### How to complete this task
Go through the listing and return every line with "Percentage" in it.

### Input material
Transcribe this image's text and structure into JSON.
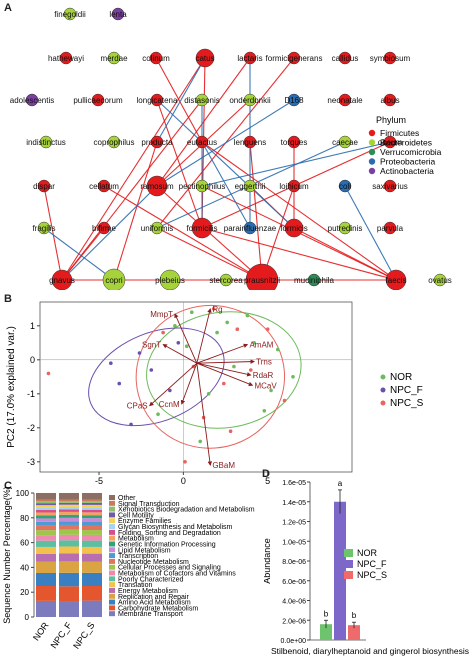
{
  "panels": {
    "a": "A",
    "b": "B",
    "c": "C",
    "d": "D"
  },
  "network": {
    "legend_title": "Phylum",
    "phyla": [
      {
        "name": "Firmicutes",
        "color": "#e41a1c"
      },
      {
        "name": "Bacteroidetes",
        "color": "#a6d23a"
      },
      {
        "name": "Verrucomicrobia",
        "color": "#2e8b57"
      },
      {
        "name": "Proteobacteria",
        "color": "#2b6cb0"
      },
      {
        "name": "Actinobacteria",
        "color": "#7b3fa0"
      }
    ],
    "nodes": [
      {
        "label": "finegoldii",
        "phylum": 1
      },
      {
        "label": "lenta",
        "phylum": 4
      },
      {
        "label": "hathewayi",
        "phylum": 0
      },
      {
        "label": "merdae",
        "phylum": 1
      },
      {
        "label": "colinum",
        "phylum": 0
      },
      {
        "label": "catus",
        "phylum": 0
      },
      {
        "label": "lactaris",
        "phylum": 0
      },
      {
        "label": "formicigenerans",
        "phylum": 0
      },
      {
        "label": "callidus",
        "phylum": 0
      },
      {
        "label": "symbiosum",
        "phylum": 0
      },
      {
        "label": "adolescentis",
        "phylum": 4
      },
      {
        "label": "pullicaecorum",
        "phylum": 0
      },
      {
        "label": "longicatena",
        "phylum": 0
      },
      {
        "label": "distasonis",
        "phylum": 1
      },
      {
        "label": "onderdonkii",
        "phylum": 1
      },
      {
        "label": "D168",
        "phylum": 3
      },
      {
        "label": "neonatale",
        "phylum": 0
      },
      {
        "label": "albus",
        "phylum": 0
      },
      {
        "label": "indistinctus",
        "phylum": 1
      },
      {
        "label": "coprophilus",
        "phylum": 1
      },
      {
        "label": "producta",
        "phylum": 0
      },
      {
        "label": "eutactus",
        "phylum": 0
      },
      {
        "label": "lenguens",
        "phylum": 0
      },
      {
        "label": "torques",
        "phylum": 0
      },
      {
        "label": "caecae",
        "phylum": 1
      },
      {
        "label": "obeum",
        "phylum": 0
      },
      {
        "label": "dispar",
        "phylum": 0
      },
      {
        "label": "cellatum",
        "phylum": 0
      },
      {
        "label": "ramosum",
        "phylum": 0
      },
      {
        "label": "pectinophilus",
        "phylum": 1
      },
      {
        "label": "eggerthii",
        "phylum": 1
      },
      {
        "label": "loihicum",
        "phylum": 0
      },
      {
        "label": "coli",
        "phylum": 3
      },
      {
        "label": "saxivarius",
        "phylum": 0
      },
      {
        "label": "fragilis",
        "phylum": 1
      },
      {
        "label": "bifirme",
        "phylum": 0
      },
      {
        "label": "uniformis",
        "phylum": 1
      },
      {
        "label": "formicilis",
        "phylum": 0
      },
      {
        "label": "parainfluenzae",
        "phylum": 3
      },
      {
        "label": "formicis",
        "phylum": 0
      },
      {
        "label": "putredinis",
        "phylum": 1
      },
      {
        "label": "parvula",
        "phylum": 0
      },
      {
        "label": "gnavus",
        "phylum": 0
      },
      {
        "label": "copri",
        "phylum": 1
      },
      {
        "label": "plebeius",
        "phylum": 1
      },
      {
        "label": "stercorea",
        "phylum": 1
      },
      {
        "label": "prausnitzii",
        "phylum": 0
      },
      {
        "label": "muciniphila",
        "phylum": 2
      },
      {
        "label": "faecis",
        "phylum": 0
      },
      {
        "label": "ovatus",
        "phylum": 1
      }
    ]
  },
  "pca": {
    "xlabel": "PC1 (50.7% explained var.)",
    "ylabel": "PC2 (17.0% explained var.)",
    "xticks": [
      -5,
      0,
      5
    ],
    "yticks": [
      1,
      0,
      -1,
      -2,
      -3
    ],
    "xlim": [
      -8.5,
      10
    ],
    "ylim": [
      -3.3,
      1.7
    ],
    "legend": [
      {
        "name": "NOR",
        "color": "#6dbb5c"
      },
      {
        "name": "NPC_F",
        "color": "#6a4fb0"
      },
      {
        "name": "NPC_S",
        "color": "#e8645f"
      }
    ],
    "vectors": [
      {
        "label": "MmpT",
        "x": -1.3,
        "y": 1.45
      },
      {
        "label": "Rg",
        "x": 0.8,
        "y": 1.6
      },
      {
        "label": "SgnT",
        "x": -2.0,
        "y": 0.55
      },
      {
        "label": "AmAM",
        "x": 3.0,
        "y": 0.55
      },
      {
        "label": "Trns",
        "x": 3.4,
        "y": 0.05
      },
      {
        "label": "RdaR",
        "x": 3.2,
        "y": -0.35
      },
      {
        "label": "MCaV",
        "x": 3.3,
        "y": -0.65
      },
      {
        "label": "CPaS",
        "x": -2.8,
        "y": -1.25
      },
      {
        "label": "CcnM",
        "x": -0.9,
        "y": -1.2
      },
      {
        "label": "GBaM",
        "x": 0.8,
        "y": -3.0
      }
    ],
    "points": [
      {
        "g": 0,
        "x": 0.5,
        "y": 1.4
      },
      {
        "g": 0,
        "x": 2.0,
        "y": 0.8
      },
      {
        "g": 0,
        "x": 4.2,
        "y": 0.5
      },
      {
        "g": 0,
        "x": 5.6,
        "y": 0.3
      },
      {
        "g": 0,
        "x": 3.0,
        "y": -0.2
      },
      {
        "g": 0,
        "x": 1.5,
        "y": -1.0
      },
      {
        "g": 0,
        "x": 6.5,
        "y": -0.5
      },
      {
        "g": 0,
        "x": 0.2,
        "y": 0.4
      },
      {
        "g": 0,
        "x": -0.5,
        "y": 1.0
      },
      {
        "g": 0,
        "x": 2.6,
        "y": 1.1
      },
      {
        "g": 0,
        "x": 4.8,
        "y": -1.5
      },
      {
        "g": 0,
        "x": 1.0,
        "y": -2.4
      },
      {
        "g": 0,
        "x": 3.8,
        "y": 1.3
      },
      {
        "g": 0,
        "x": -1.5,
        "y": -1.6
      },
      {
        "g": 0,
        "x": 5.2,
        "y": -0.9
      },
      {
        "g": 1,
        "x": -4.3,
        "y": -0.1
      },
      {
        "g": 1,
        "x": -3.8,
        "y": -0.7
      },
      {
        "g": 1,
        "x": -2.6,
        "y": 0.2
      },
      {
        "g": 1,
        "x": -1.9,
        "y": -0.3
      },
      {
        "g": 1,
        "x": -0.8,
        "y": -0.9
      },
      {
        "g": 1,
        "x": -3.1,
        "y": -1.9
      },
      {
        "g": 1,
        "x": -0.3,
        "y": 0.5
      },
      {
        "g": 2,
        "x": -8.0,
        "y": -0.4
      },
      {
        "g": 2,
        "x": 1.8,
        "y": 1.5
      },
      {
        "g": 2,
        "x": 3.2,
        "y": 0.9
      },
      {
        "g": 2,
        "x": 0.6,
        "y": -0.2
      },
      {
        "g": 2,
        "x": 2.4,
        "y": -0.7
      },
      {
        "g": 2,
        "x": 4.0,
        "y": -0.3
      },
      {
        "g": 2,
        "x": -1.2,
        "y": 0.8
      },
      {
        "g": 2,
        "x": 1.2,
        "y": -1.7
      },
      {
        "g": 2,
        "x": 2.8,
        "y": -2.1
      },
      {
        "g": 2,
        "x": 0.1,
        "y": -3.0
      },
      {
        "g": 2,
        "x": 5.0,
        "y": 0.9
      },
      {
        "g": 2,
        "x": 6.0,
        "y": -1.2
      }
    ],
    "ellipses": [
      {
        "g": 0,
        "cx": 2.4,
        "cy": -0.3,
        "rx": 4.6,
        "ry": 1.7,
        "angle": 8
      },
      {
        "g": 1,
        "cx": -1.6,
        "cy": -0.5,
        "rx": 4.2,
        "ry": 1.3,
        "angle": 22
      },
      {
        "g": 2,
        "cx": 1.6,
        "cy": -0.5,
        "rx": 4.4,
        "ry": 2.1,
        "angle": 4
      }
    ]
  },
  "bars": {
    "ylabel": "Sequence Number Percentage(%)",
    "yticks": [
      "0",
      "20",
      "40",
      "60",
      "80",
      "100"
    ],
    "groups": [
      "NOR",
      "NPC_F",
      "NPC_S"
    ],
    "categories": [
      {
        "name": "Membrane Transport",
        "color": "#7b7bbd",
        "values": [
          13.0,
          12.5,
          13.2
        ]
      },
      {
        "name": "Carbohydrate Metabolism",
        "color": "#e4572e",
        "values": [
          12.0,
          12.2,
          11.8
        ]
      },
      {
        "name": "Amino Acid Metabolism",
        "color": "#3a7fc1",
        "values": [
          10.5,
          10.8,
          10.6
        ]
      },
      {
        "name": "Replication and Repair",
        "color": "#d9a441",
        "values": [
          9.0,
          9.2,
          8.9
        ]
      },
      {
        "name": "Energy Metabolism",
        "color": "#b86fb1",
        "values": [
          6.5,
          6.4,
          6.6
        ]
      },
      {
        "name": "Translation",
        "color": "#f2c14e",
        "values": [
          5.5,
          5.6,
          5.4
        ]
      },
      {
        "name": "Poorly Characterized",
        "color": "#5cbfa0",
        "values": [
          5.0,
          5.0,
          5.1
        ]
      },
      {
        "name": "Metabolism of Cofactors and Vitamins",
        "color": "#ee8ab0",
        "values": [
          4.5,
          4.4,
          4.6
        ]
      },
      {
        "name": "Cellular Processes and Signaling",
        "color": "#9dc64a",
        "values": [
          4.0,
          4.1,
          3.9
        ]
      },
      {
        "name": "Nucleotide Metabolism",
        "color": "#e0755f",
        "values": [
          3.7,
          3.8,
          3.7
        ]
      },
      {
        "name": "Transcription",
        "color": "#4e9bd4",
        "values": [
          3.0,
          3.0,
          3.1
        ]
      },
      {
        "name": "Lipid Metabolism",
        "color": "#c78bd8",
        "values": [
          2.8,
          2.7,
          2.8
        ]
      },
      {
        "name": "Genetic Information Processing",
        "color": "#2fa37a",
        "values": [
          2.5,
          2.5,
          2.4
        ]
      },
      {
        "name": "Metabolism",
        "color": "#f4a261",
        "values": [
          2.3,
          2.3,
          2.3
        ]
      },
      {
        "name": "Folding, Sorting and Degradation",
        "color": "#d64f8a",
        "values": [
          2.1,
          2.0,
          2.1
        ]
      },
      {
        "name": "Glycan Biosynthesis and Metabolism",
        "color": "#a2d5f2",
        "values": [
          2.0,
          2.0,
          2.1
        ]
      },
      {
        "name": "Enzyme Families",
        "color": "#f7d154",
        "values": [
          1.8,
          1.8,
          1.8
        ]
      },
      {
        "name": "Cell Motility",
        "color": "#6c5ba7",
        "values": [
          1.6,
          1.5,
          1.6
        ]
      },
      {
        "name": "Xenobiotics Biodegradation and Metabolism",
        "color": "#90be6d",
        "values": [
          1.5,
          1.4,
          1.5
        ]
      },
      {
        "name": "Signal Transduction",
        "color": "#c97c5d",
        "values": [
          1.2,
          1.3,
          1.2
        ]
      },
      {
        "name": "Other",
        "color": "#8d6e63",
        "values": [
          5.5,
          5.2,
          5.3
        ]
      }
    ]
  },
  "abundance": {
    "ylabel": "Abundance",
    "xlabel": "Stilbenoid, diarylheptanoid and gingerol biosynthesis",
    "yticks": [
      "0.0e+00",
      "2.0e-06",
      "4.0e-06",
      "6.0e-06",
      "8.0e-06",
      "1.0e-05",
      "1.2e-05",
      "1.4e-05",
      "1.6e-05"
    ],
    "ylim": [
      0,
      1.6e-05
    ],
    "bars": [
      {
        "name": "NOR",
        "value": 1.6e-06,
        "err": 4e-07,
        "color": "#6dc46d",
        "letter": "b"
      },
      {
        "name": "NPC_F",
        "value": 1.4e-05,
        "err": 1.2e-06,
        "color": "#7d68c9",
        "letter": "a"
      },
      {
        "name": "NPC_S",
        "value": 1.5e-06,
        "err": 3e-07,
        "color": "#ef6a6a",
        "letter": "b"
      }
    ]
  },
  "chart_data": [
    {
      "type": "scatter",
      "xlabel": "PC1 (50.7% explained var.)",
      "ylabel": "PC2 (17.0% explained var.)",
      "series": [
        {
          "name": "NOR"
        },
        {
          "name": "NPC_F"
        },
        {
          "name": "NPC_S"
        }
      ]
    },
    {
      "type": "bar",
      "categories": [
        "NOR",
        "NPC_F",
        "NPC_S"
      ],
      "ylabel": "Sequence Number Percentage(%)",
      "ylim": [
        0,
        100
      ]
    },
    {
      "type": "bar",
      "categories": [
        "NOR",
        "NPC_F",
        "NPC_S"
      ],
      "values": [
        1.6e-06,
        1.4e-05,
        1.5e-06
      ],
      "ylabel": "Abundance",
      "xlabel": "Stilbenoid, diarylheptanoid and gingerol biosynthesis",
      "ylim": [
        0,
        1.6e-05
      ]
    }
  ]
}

### Exercise output
    "ylabel": "Sequence Number Percentage(%)",
      "ylabel": "Sequence Number Percentage(%)",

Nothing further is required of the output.